EXERCISE TASK —
Please give the data below again in full, exactly as it stands.

DATA TO PROCESS —
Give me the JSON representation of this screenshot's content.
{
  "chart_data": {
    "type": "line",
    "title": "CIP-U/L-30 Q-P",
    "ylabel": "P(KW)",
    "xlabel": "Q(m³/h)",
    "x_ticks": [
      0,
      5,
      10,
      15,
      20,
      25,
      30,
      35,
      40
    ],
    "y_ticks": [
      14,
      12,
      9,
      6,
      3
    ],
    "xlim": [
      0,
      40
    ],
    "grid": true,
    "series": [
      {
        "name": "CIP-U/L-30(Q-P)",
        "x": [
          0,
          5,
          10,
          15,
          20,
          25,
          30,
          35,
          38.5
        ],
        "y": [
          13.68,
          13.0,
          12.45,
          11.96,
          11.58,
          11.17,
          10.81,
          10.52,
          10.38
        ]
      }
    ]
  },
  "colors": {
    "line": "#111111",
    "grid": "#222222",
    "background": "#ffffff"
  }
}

WRITTEN ANSWER —
Give me the JSON representation of this screenshot's content.
{
  "chart_data": {
    "type": "line",
    "title": "CIP-U/L-30 Q-P",
    "ylabel": "P(KW)",
    "xlabel": "Q(m³/h)",
    "x_ticks": [
      0,
      5,
      10,
      15,
      20,
      25,
      30,
      35,
      40
    ],
    "y_ticks": [
      14,
      12,
      9,
      6,
      3
    ],
    "xlim": [
      0,
      40
    ],
    "grid": true,
    "series": [
      {
        "name": "CIP-U/L-30(Q-P)",
        "x": [
          0,
          5,
          10,
          15,
          20,
          25,
          30,
          35,
          38.5
        ],
        "y": [
          13.68,
          13.0,
          12.45,
          11.96,
          11.58,
          11.17,
          10.81,
          10.52,
          10.38
        ]
      }
    ]
  },
  "colors": {
    "line": "#111111",
    "grid": "#222222",
    "background": "#ffffff"
  }
}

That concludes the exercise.